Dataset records
● ● ● ● ●

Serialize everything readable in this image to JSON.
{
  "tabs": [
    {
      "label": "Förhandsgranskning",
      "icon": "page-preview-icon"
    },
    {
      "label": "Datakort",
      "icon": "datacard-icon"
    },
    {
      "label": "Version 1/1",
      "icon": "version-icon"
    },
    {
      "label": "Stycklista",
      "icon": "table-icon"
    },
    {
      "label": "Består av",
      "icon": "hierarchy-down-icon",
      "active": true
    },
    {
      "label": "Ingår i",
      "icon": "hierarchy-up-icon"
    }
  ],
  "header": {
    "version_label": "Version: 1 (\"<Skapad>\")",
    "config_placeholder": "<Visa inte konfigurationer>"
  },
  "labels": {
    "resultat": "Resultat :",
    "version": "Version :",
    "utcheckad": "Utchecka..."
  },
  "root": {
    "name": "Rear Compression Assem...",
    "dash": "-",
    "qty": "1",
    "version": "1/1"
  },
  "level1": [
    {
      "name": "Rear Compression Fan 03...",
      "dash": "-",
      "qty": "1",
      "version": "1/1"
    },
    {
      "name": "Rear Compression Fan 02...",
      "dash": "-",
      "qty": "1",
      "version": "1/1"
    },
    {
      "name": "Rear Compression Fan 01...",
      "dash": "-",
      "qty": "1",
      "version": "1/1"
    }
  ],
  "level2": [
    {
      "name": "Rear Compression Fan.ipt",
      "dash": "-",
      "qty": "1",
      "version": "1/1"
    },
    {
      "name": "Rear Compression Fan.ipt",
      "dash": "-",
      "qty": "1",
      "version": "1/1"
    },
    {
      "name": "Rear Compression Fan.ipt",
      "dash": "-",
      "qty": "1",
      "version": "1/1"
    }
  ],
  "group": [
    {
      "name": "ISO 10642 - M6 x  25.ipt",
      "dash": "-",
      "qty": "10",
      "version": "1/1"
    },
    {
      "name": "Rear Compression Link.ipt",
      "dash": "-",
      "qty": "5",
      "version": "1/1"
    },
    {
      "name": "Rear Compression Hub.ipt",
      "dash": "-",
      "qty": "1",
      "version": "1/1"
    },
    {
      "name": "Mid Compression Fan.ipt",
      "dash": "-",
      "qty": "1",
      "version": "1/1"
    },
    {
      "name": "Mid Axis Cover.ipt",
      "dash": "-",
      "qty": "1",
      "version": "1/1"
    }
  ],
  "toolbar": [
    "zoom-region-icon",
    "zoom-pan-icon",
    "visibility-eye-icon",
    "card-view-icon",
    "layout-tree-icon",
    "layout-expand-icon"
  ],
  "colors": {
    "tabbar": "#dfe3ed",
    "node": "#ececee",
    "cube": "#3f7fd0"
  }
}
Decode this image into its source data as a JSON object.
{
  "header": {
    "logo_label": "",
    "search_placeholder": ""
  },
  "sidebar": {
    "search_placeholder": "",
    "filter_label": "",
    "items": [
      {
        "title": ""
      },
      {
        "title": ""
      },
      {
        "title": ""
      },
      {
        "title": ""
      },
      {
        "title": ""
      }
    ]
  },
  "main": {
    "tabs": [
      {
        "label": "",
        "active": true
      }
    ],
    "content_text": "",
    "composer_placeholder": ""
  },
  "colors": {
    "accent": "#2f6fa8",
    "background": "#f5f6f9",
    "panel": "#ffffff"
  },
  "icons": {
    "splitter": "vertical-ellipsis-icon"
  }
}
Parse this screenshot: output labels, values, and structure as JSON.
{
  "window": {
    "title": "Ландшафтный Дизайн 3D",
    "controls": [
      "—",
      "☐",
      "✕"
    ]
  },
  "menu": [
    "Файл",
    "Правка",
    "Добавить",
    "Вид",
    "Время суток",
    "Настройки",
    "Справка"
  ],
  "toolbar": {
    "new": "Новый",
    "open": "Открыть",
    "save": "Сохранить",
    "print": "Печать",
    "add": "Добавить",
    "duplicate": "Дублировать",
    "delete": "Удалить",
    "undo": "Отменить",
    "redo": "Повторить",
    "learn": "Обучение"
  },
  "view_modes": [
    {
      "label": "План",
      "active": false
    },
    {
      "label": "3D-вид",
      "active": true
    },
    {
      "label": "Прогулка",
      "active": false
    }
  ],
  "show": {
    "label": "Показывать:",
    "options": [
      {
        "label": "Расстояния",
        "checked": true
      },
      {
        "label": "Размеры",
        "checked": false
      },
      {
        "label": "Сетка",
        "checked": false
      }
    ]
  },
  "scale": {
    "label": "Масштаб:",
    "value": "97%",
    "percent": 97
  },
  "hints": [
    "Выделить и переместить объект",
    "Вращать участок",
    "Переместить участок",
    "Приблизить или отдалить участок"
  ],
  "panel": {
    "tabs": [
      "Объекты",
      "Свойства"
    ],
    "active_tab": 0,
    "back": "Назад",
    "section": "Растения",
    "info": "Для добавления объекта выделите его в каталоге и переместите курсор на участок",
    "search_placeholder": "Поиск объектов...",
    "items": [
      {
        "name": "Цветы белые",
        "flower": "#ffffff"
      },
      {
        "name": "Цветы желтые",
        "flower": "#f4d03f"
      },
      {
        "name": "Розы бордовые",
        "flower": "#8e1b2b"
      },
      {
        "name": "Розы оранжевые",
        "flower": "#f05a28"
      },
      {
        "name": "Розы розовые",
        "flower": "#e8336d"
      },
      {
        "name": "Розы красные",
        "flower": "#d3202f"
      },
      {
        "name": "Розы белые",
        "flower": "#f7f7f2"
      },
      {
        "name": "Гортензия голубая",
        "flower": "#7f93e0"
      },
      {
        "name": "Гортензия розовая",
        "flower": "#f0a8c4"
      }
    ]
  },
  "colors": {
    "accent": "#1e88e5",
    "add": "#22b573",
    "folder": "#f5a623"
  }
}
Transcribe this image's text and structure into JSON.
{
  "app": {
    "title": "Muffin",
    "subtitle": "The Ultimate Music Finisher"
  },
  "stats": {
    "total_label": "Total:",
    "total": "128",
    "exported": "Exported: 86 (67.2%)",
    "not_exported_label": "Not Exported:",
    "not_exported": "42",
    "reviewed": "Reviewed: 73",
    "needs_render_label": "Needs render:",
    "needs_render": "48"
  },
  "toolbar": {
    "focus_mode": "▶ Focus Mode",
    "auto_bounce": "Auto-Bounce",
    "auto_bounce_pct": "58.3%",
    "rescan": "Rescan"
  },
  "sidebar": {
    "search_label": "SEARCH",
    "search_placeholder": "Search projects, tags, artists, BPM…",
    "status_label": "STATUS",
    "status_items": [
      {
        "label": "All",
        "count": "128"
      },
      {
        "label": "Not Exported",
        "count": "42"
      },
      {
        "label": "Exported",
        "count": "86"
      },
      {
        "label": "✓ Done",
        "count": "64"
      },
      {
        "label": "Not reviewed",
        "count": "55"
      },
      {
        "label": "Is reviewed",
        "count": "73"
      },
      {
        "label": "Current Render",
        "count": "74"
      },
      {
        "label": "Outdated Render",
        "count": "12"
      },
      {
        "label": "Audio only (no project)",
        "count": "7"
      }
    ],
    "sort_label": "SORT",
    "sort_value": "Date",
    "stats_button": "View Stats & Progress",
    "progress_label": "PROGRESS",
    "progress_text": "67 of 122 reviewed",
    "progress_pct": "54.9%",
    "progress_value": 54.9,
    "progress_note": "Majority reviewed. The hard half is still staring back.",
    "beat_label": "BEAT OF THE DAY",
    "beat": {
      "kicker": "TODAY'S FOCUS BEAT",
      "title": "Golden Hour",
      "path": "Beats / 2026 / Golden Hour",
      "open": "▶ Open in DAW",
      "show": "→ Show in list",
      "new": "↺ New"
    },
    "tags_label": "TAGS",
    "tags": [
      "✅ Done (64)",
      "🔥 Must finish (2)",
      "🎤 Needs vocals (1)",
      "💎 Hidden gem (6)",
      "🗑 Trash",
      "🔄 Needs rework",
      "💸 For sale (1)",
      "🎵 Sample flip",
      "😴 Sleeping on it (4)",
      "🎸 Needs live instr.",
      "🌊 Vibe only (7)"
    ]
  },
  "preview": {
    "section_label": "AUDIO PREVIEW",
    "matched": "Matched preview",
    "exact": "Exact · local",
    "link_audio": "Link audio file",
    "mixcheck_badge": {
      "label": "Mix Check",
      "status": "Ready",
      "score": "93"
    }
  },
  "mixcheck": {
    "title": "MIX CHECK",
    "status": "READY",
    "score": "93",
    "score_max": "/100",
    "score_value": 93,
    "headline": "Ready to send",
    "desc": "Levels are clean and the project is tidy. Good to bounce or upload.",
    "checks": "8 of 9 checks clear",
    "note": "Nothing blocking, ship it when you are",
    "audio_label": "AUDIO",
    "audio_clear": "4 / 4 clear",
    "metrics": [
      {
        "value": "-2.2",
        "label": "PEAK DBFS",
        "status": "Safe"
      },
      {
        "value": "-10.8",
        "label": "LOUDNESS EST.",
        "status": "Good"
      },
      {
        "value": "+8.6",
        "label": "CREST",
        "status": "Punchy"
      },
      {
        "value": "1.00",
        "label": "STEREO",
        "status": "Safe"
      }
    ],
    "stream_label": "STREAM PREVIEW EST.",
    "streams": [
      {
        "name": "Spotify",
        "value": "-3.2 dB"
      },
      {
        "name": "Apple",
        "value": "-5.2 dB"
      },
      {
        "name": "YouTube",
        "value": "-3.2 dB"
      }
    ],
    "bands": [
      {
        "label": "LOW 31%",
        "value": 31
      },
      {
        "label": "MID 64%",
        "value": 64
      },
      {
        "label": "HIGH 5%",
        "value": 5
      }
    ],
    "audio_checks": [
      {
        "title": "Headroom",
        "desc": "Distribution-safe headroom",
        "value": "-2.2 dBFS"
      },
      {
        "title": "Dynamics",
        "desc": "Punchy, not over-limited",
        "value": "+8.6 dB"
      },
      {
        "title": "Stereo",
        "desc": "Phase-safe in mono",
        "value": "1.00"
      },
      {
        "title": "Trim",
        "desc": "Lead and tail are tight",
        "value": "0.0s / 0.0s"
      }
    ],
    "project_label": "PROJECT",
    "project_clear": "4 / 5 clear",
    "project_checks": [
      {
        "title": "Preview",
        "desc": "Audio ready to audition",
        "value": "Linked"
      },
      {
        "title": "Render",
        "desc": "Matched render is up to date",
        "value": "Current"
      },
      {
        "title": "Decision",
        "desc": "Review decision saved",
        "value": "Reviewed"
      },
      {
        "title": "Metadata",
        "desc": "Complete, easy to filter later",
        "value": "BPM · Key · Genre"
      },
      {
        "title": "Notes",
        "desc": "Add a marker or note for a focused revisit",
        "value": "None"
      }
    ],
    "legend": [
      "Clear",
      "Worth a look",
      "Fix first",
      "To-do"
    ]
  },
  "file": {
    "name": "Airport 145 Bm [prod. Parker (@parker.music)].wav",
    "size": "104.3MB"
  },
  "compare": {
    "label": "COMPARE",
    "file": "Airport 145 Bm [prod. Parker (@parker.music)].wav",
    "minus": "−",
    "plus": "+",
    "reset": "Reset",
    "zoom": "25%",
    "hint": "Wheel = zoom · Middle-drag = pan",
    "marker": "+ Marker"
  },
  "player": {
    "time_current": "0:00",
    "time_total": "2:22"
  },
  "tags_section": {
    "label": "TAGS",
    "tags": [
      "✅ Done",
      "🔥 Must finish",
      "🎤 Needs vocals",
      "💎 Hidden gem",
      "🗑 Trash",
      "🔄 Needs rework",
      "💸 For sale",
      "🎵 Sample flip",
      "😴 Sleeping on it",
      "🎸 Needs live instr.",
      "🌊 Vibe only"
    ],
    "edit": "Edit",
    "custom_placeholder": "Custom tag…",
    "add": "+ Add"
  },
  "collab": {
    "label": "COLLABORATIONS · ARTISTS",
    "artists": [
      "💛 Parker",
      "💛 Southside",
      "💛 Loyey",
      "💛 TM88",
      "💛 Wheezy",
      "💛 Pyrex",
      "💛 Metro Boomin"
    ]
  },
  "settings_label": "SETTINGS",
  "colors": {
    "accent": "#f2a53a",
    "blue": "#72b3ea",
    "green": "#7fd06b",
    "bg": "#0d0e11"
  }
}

● ● ● ● ●

### WRITTEN EXERCISE
Find the lines with the string "count" and reproduce them.

### RESULT FOR THIS EXERCISE
        "count": "128"
        "count": "42"
        "count": "86"
        "count": "64"
        "count": "55"
        "count": "73"
        "count": "74"
        "count": "12"
        "count": "7"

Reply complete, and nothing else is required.